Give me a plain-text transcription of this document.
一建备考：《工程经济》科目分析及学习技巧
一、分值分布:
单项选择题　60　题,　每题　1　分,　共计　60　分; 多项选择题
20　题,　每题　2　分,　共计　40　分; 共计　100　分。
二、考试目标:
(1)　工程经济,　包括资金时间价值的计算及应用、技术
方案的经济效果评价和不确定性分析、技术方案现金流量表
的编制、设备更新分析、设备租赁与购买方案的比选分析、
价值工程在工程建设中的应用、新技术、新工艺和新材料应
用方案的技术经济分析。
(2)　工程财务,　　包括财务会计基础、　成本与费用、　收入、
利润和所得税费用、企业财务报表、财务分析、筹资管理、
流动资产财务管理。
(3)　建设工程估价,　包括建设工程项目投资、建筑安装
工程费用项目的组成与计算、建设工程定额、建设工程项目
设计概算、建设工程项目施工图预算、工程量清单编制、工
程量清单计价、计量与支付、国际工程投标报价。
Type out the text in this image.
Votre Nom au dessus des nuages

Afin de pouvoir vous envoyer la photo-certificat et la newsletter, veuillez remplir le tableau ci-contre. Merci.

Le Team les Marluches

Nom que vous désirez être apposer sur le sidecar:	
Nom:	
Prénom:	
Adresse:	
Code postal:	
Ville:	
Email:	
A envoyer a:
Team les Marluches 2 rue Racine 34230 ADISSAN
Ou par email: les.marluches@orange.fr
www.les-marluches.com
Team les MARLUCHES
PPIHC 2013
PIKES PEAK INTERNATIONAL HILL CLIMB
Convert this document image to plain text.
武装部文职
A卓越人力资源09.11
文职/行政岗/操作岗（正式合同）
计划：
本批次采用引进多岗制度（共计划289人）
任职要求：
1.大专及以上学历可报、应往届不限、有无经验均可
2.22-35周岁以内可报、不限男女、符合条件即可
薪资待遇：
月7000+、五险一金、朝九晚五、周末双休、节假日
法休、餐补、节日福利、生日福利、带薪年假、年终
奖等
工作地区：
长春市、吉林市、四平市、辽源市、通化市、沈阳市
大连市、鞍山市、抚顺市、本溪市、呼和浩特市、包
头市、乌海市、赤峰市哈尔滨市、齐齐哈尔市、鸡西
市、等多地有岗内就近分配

§ The problem
Pull out every line of the entries that includes the word "plain".

§ Response below
Give me a plain-text transcription of this document.
Convert this document image to plain text.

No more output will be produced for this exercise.